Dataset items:

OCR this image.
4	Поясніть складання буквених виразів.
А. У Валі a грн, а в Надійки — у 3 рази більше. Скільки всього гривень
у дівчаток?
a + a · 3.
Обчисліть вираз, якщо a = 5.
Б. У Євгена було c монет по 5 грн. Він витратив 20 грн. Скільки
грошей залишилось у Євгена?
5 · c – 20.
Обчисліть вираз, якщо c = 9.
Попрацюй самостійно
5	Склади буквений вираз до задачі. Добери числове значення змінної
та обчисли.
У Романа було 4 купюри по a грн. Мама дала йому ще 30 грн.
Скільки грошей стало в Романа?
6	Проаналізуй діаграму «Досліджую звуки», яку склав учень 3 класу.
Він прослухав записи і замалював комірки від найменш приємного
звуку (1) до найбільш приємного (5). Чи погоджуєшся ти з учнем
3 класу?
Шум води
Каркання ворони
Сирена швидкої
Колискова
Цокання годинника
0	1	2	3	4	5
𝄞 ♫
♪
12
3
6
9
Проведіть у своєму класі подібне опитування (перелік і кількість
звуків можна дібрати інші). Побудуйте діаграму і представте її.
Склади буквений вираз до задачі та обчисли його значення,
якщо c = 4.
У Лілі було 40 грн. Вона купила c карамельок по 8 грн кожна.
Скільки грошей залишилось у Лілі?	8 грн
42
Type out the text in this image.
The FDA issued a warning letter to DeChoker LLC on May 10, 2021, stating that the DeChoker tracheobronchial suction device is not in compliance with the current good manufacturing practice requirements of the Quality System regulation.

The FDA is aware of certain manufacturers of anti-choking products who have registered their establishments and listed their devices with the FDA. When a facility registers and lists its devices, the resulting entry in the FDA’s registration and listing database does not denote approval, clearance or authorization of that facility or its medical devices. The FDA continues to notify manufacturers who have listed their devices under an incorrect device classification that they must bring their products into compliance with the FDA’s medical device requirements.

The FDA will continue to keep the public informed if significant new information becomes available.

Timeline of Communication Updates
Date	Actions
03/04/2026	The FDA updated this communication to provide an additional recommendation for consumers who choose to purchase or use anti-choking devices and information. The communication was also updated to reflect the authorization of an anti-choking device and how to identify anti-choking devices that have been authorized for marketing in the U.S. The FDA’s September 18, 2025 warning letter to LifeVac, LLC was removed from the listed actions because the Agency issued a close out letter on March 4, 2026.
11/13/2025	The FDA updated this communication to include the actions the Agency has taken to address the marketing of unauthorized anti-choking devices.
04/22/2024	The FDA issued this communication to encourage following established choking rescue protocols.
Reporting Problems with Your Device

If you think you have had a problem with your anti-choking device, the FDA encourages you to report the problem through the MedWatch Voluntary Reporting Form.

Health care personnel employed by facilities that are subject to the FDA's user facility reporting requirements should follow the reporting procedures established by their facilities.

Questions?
==
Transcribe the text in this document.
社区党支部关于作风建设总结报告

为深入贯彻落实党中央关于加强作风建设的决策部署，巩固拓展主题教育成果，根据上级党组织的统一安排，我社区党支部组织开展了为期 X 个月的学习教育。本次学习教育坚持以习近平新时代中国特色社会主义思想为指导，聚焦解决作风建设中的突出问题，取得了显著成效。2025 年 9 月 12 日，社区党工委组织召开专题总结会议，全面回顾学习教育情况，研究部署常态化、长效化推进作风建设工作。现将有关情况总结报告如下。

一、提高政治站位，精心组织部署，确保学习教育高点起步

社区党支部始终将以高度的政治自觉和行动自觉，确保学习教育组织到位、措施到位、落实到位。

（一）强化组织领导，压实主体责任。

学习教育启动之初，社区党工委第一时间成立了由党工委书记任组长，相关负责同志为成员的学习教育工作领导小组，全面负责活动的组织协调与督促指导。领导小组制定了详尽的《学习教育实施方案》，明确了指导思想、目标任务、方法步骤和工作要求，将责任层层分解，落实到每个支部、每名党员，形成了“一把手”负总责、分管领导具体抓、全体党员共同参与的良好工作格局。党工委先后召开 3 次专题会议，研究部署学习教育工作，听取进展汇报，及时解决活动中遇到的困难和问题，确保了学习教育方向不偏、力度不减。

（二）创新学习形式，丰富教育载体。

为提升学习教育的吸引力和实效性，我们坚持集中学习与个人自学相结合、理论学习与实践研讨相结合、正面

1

• **To do**:
Copy out all lines that carry the word "their".

• **Written response**:
The FDA is aware of certain manufacturers of anti-choking products who have registered their establishments and listed their devices with the FDA. When a facility registers and lists its devices, the resulting entry in the FDA’s registration and listing database does not denote approval, clearance or authorization of that facility or its medical devices. The FDA continues to notify manufacturers who have listed their devices under an incorrect device classification that they must bring their products into compliance with the FDA’s medical device requirements.
Health care personnel employed by facilities that are subject to the FDA's user facility reporting requirements should follow the reporting procedures established by their facilities.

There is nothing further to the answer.